= EXERCISE PROMPT =
Repeat the records verbatim and leave the pictures out of your copy.

====================

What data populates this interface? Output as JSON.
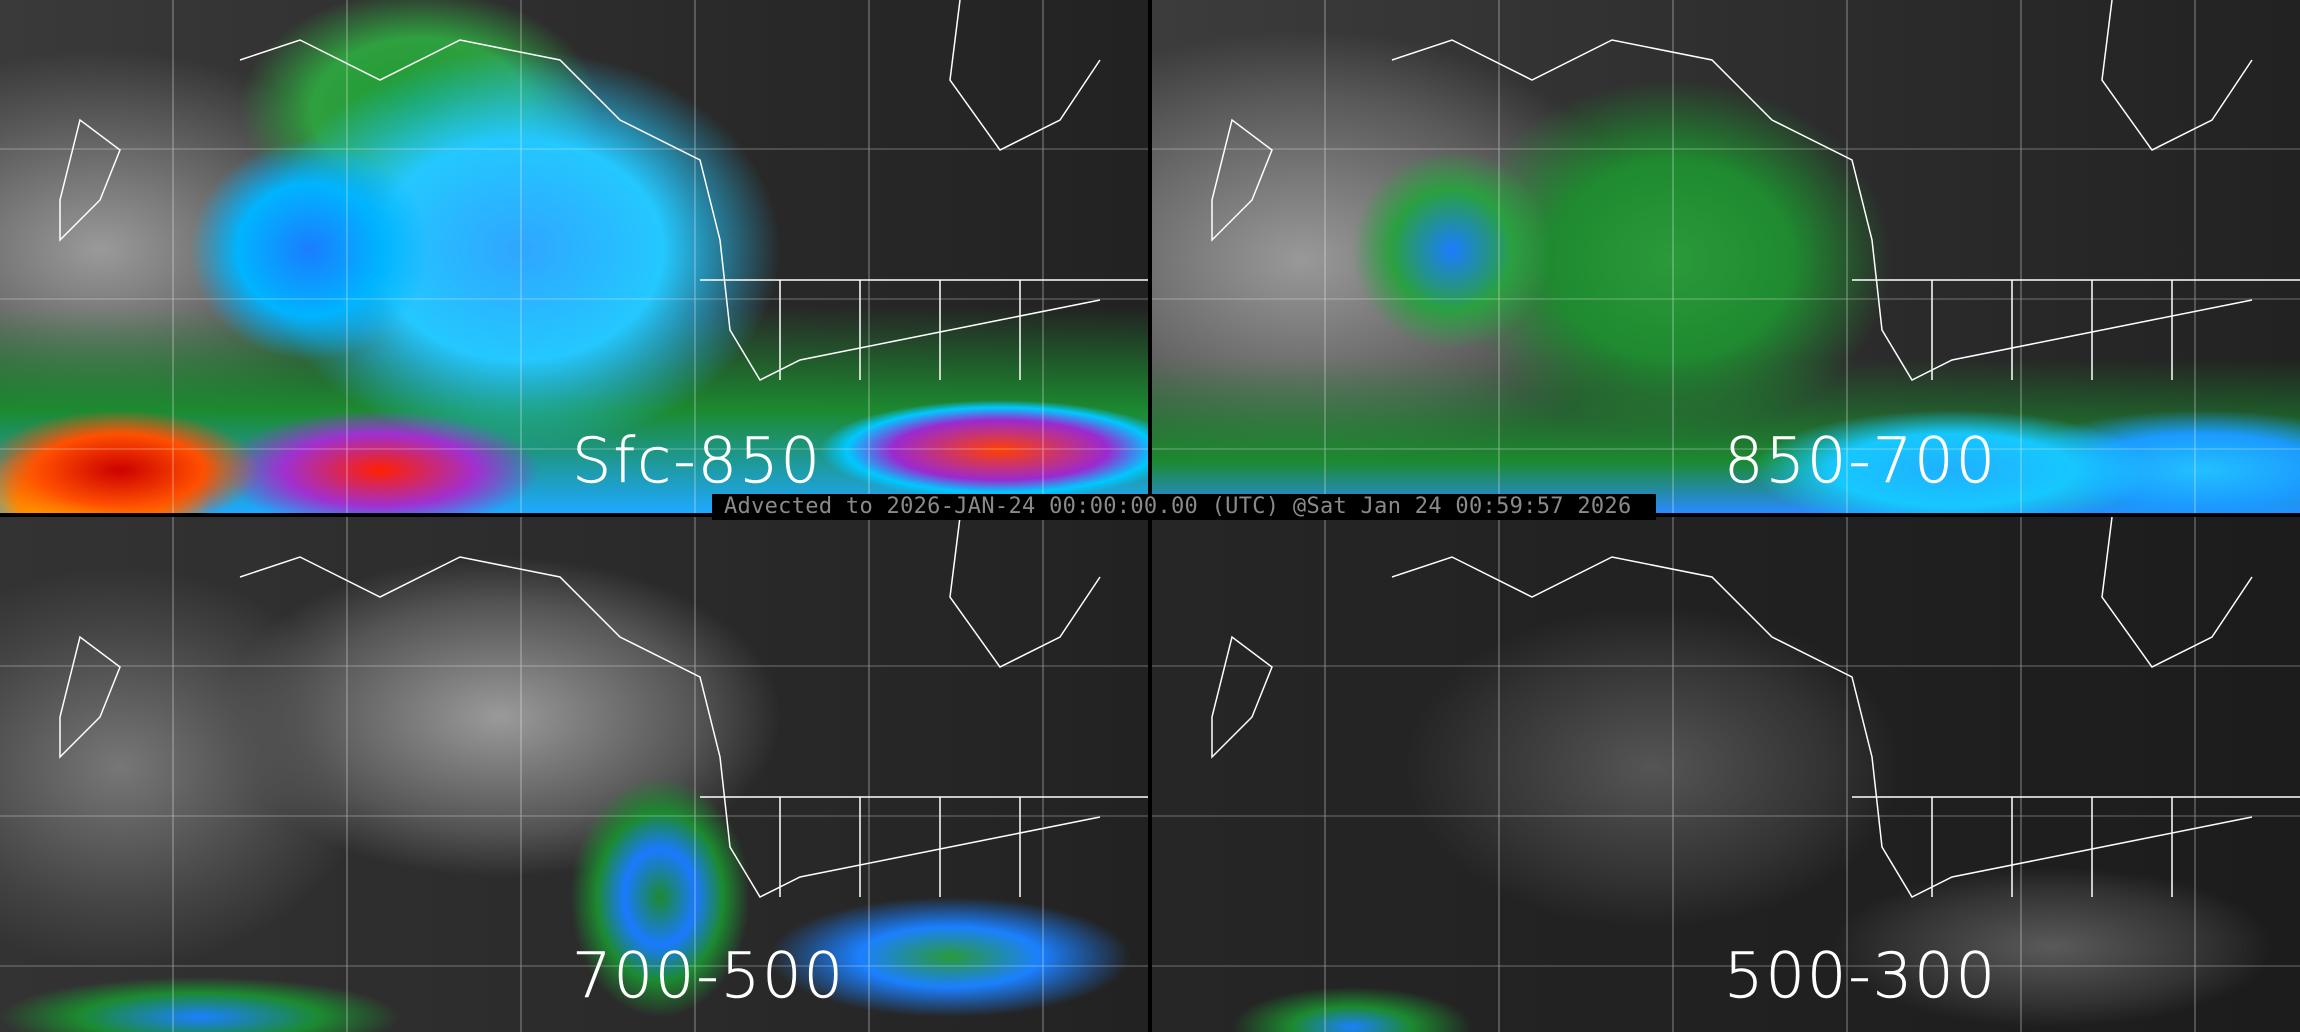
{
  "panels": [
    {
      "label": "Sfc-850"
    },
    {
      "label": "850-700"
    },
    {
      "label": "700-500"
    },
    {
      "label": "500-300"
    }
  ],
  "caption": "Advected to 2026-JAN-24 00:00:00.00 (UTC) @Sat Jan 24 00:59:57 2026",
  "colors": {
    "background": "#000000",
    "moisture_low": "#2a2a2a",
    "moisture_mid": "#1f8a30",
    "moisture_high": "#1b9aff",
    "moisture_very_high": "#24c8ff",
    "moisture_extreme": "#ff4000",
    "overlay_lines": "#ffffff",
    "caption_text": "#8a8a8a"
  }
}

====================

= ANSWER FOR THIS EXERCISE =
What data populates this interface? Output as JSON.
{
  "panels": [
    {
      "label": "Sfc-850"
    },
    {
      "label": "850-700"
    },
    {
      "label": "700-500"
    },
    {
      "label": "500-300"
    }
  ],
  "caption": "Advected to 2026-JAN-24 00:00:00.00 (UTC) @Sat Jan 24 00:59:57 2026",
  "colors": {
    "background": "#000000",
    "moisture_low": "#2a2a2a",
    "moisture_mid": "#1f8a30",
    "moisture_high": "#1b9aff",
    "moisture_very_high": "#24c8ff",
    "moisture_extreme": "#ff4000",
    "overlay_lines": "#ffffff",
    "caption_text": "#8a8a8a"
  }
}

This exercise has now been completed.